DOCUMENT SECTION.
## Start

I enjoyed the book. I thought it was very well-paced, doing a good job of keeping the mystery developing, throwing in new clues or events that make you think, "Wait a minute...." The ending was maybe a bit melodramatic. What really convinced me to read more books in the series was the characters. I really like Charlotte. And Aunt Vespasia. And Gracie. And Tellman. And especially Tellman and Gracie, together. (There's nothing more fun than a couple who clearly were made for each other and who equally clearly haven't figured that out yet.)

The book had some nice Victorian period detail, too. And sent me on a Google quest to find out why on earth one's butler would iron the newspaper in the morning. Answer: it sets the ink and helps keep it from rubbing off on your fingers.

Hmmm...I wonder if that would work on a modern newspaper. Though, it's a major event if I bother to iron my shirts, so ironing my newspapers isn't something I'm likely to try anytime soon.

## End

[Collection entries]
## Start

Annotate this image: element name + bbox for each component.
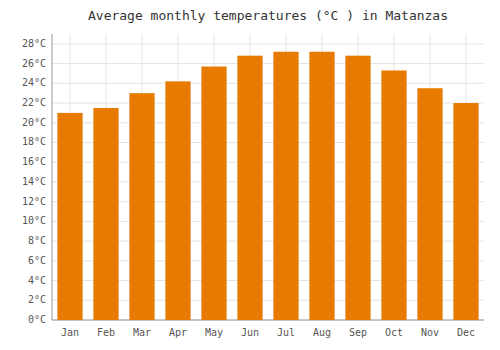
bar xyxy=(309,52,334,320)
x-tick-label: Apr xyxy=(169,327,187,338)
bar xyxy=(381,70,406,320)
x-tick-label: Mar xyxy=(133,327,151,338)
x-tick-label: Oct xyxy=(385,327,403,338)
x-tick-label: Feb xyxy=(97,327,115,338)
y-tick-label: 14°C xyxy=(22,176,46,187)
bar xyxy=(237,56,262,320)
x-tick-label: Sep xyxy=(349,327,367,338)
x-tick-label: Dec xyxy=(457,327,475,338)
y-tick-label: 20°C xyxy=(22,117,46,128)
y-axis-line xyxy=(52,34,53,320)
bar xyxy=(417,88,442,320)
x-tick-label: Aug xyxy=(313,327,331,338)
chart: 0°C 2°C 4°C 6°C 8°C 10°C 12°C 14°C 16°C 18°C 20°C 2… xyxy=(0,0,500,350)
bars xyxy=(57,52,478,320)
y-tick-label: 24°C xyxy=(22,77,46,88)
x-tick-label: May xyxy=(205,327,223,338)
bar xyxy=(201,67,226,320)
x-tick-label: Jan xyxy=(61,327,79,338)
y-tick-label: 10°C xyxy=(22,215,46,226)
y-grid-line xyxy=(52,83,484,84)
y-tick-label: 16°C xyxy=(22,156,46,167)
y-grid-line xyxy=(52,63,484,64)
x-tick-label: Jun xyxy=(241,327,259,338)
grid xyxy=(52,34,484,320)
bar xyxy=(57,113,82,320)
x-tick-label: Jul xyxy=(277,327,295,338)
y-tick-label: 6°C xyxy=(28,255,46,266)
y-tick-label: 8°C xyxy=(28,235,46,246)
y-tick-label: 12°C xyxy=(22,196,46,207)
y-tick-label: 4°C xyxy=(28,275,46,286)
x-tick-label: Nov xyxy=(421,327,439,338)
title: Average monthly temperatures (°C ) in Ma… xyxy=(88,8,448,23)
y-tick-label: 26°C xyxy=(22,58,46,69)
y-grid-line xyxy=(52,43,484,44)
y-tick-label: 22°C xyxy=(22,97,46,108)
y-tick-label: 28°C xyxy=(22,38,46,49)
y-tick-label: 18°C xyxy=(22,136,46,147)
bar xyxy=(165,81,190,320)
axes: 0°C 2°C 4°C 6°C 8°C 10°C 12°C 14°C 16°C 18°C 20°C 2… xyxy=(22,34,484,338)
bar xyxy=(345,56,370,320)
y-tick-label: 2°C xyxy=(28,294,46,305)
chart-root: 0°C 2°C 4°C 6°C 8°C 10°C 12°C 14°C 16°C 18°C 20°C 2… xyxy=(0,0,500,350)
y-tick-label: 0°C xyxy=(28,314,46,325)
bar xyxy=(93,108,118,320)
bar xyxy=(273,52,298,320)
bar xyxy=(129,93,154,320)
bar xyxy=(453,103,478,320)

## End

REQUIRED ACTIONS.
(a) In the book review, why would a butler iron the newspaper in the morning?
(b) Output the lines of the entries, from the line with "bar xyxy=(309,52,334,320)" up to and including the line with "bar xyxy=(237,56,262,320)", as a JSON list of strings with one string per line and blank lines left out.

LIST OF SOLUTIONS.
(a) Ironing sets the ink and helps keep it from rubbing off on your fingers.

(b)
[
  "bar xyxy=(309,52,334,320)",
  "x-tick-label: Apr xyxy=(169,327,187,338)",
  "bar xyxy=(381,70,406,320)",
  "x-tick-label: Mar xyxy=(133,327,151,338)",
  "x-tick-label: Oct xyxy=(385,327,403,338)",
  "x-tick-label: Feb xyxy=(97,327,115,338)",
  "y-tick-label: 14°C xyxy=(22,176,46,187)",
  "bar xyxy=(237,56,262,320)"
]